Challenge 1 –
According to the Rolls-Royce SMR text, for how many years will the Rolls-Royce SMR operate at very high levels of availability?
Challenge 2 –
Rewrite the passage of the Rolls-Royce SMR text that begins with "By taking advantage" and ends after "with renewable alternatives.", replacing "drastically" with "significantly".

Text provided –
Our Vision


To provide clean, affordable energy for all

A New Approach to Delivering Nuclear Power

Rolls-Royce SMR is a radically different approach to delivering new nuclear power. 

By taking advantage of factory-built modularisation techniques that drastically reduce the amount of on-site construction, it can deliver a low-cost nuclear solution that is competitive with renewable alternatives. 

At the heart of the Rolls-Royce SMR concept lies the innovative modularisation of reliable and proven technology, allowing maximum use of the factory environment combining standard components with advanced manufacturing techniques. 

The Rolls-Royce SMR will operate at very high levels of availability (>92%) for 60 years, providing long term stable clean energy, to support both on-grid electricity as well as a range of off-grid clean energy solutions.  It will support the decarbonisation of industry and the production of clean fuels to enable the energy transition in the wider heat and transportation sectors.

Our vision is to provide clean, affordable energy for all.

For nuclear power to be widely adopted and meaningfully contribute to the global effort to decarbonise, it needs to be commercially investable and reliably delivered.

The global challenge around decarbonisation is huge, with an increasing demand for clean, affordable electricity set to increase, driven by:

  • Increasing electrification of systems, including transport and heating systems

  • A growing hydrogen economy, where clean forms of hydrogen generation need clean electricity at large scale

  • The emergence of e-fuels and synthetic aviation fuels to enable decarbonisation of transport

  • An increasing demand for energy, driven by population growth and increasing global development

  • An increasing demand for constant forms of power to support a decarbonising electricity grid and growing technology industries, such as data centres.

Why is it needed?

Our SMR has been developed in direct response to the enormous challenge facing the world as we look for new technology solutions to decarbonise our future energy needs. 

Climate change and its consequences are now rightly acknowledged as one of the greatest challenges ever to face mankind and our SMR represents the most compelling way in which nuclear energy can play a significant role in that future clean energy world by helping to decarbonise electricity generation.

They can also become a source of clean energy that powers the production of future fuels (for example Hydrogen and Synthetic Aviation Fuel (SAF)) needed to decarbonise other sectors such as transport, heat and other industries.

Image element box records:
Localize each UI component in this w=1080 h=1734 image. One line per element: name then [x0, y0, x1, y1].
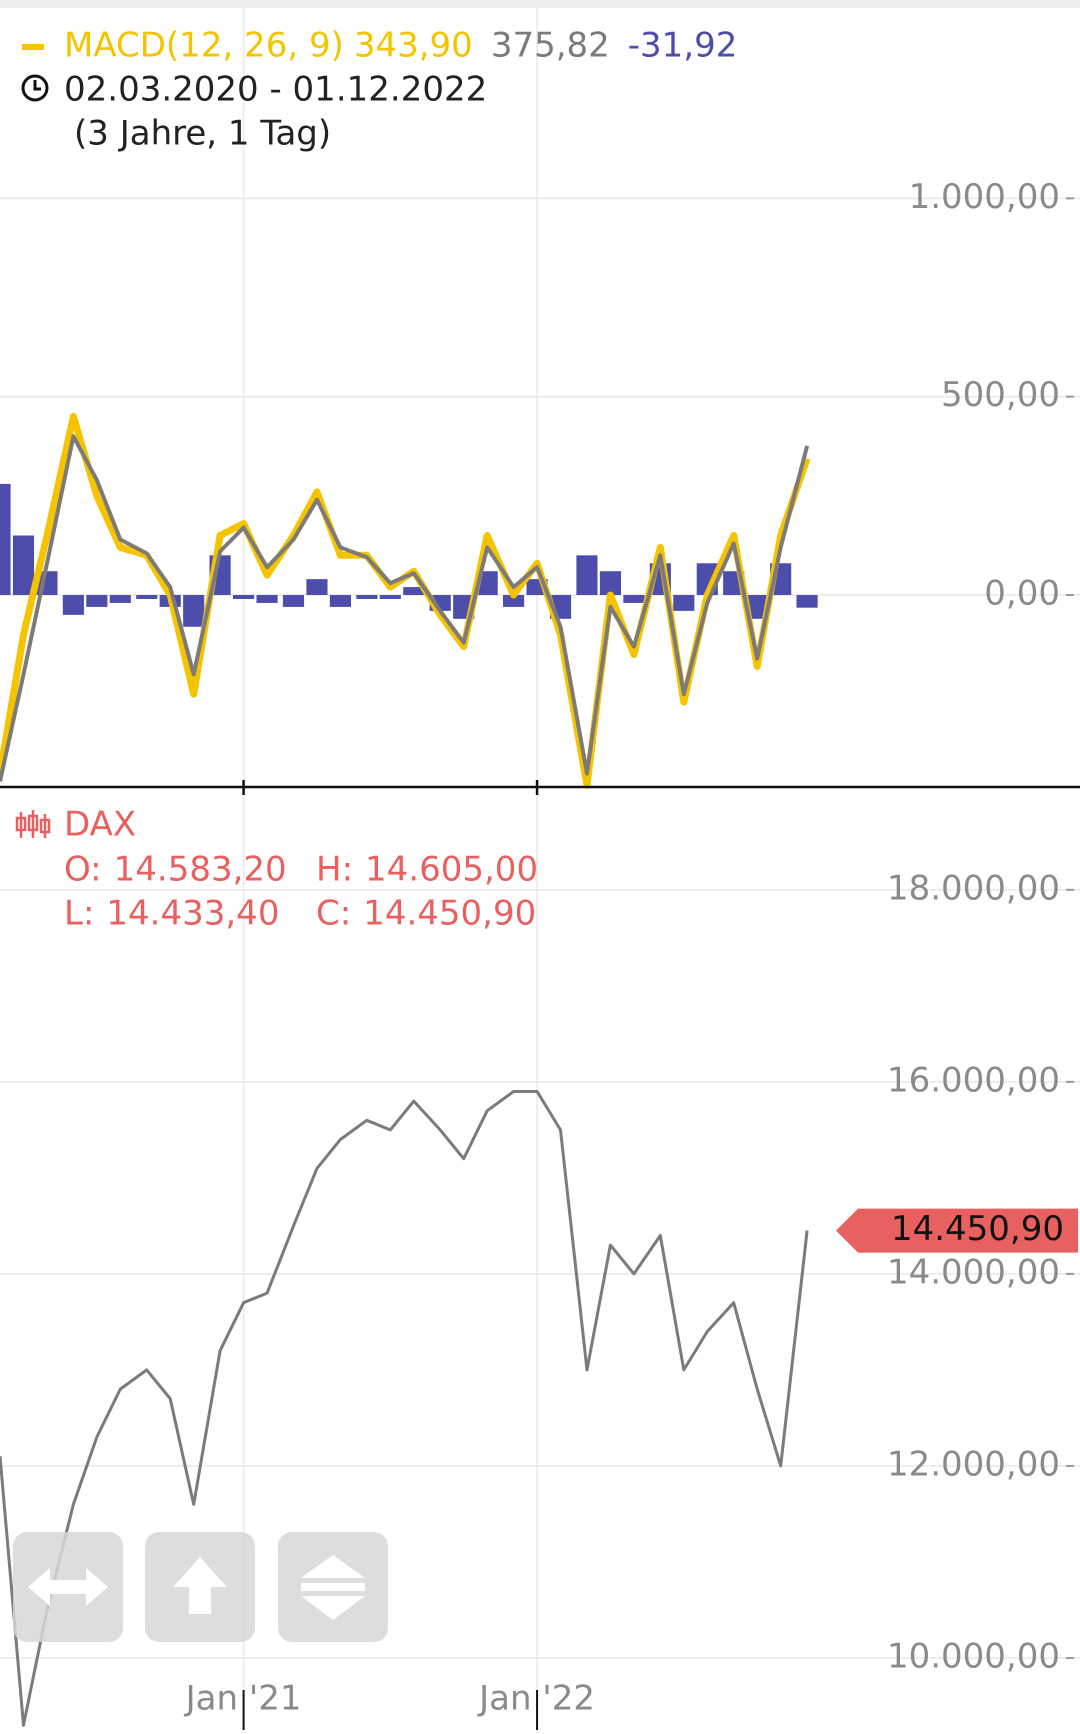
histogram-bar	[233, 595, 255, 599]
x-tick-label: Jan '21	[184, 1679, 302, 1719]
histogram-bar	[576, 555, 598, 596]
ohlc-value: 14.450,90	[363, 894, 536, 934]
y-tick-label: 12.000,00	[887, 1444, 1060, 1484]
histogram-bar	[136, 595, 158, 599]
histogram-bar	[183, 595, 205, 627]
y-tick-label: 1.000,00	[909, 177, 1060, 217]
histogram-bar	[86, 595, 108, 607]
clock-icon	[21, 74, 49, 102]
top-shade	[0, 0, 1080, 8]
y-tick-label: 18.000,00	[887, 868, 1060, 908]
resize-icon	[301, 1555, 365, 1620]
x-tick-label: Jan '22	[477, 1679, 595, 1719]
period: (3 Jahre, 1 Tag)	[74, 114, 331, 154]
ohlc-key: L:	[64, 894, 94, 934]
y-tick-label: 500,00	[941, 375, 1060, 415]
date-range: 02.03.2020 - 01.12.2022	[64, 70, 487, 110]
y-tick-label: 0,00	[984, 574, 1060, 614]
histogram-bar	[109, 595, 131, 603]
price-tag	[836, 1208, 1078, 1253]
ohlc-value: 14.433,40	[106, 894, 279, 934]
histogram-bar	[796, 595, 818, 608]
ohlc-value: 14.583,20	[114, 850, 287, 890]
histogram-bar	[256, 595, 278, 603]
toolbar	[13, 1532, 388, 1642]
histogram-bar	[673, 595, 695, 611]
histogram-bar	[329, 595, 351, 607]
ohlc-value: 14.605,00	[365, 850, 538, 890]
histogram-bar	[12, 535, 35, 596]
histogram-bar	[599, 571, 621, 596]
y-tick-label: 16.000,00	[887, 1060, 1060, 1100]
y-tick-label: 10.000,00	[887, 1636, 1060, 1676]
legend-title: MACD(12, 26, 9)	[64, 26, 344, 66]
histogram-bar	[379, 595, 401, 599]
histogram-bar	[282, 595, 305, 607]
histogram-bar	[623, 595, 645, 603]
histogram-bar	[62, 595, 84, 615]
legend-value: 343,90	[354, 26, 473, 66]
candle-icon	[15, 810, 51, 838]
series-line	[0, 434, 810, 782]
ohlc-key: C:	[316, 894, 351, 934]
legend-value: -31,92	[628, 26, 738, 66]
legend-swatch	[22, 44, 44, 50]
histogram-bar	[503, 595, 525, 607]
histogram-bar	[403, 587, 425, 596]
price-tag-label: 14.450,90	[891, 1209, 1064, 1249]
up-icon	[173, 1557, 227, 1614]
clock-hands	[33, 80, 41, 91]
plot	[0, 413, 818, 1727]
histogram-bar	[0, 483, 11, 596]
histogram-bar	[356, 595, 378, 599]
series-line	[0, 1090, 809, 1727]
pan-icon	[28, 1568, 108, 1606]
ohlc-key: H:	[316, 850, 353, 890]
y-tick-label: 14.000,00	[887, 1252, 1060, 1292]
histogram-bar	[306, 579, 328, 596]
instrument-name: DAX	[64, 805, 136, 845]
histogram-bar	[746, 595, 768, 619]
ohlc-key: O:	[64, 850, 102, 890]
legend-value: 375,82	[491, 26, 610, 66]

Output 1 –
60 years.

Output 2 –
By taking advantage of factory-built modularisation techniques that significantly reduce the amount of on-site construction, it can deliver a low-cost nuclear solution that is competitive with renewable alternatives.